#### [Set problem]
Track down every line below that holds "Note" and copy it.

[BEGIN Record extracts]

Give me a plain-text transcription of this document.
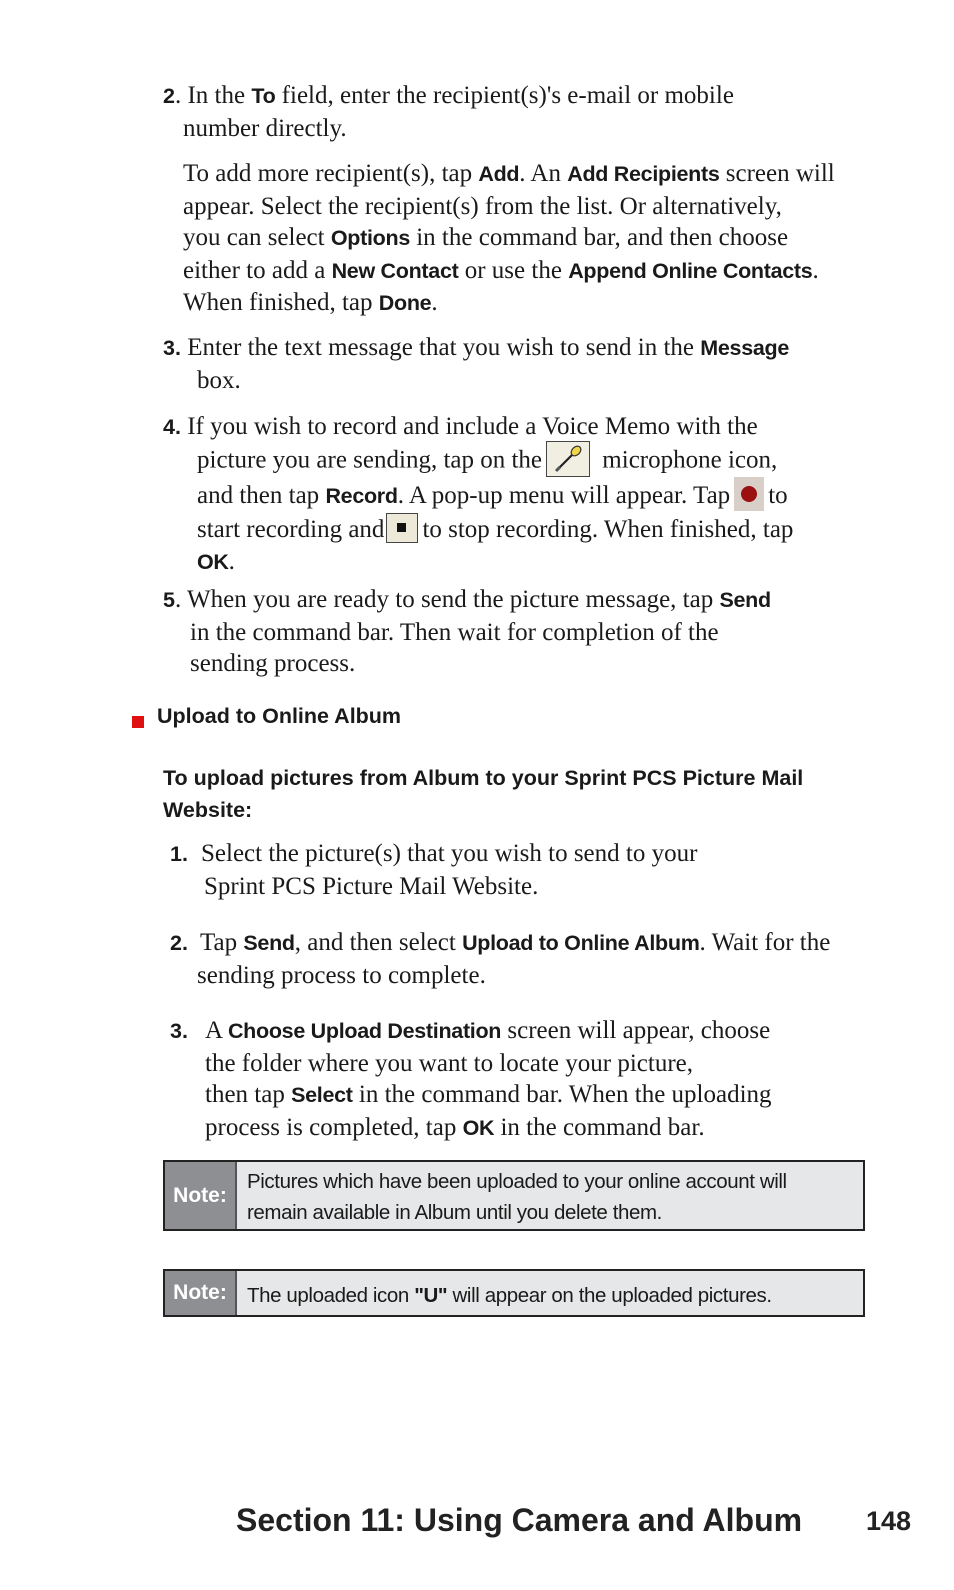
2. In the To field, enter the recipient(s)'s e-mail or mobile
number directly.
To add more recipient(s), tap Add. An Add Recipients screen will
appear. Select the recipient(s) from the list. Or alternatively,
you can select Options in the command bar, and then choose
either to add a New Contact or use the Append Online Contacts.
When finished, tap Done.
3. Enter the text message that you wish to send in the Message
box.
4. If you wish to record and include a Voice Memo with the
picture you are sending, tap on the microphone icon,
and then tap Record. A pop-up menu will appear. Tap to
start recording and to stop recording. When finished, tap
OK.
5. When you are ready to send the picture message, tap Send
in the command bar. Then wait for completion of the
sending process.
Upload to Online Album
To upload pictures from Album to your Sprint PCS Picture Mail
Website:
1. Select the picture(s) that you wish to send to your
Sprint PCS Picture Mail Website.
2. Tap Send, and then select Upload to Online Album. Wait for the
sending process to complete.
3. A Choose Upload Destination screen will appear, choose
the folder where you want to locate your picture,
then tap Select in the command bar. When the uploading
process is completed, tap OK in the command bar.
Note:
Pictures which have been uploaded to your online account will
remain available in Album until you delete them.
Note: The uploaded icon "U" will appear on the uploaded pictures.
Section 11: Using Camera and Album 148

[END Record extracts]

#### [Response to this task]
Note:
Note: The uploaded icon "U" will appear on the uploaded pictures.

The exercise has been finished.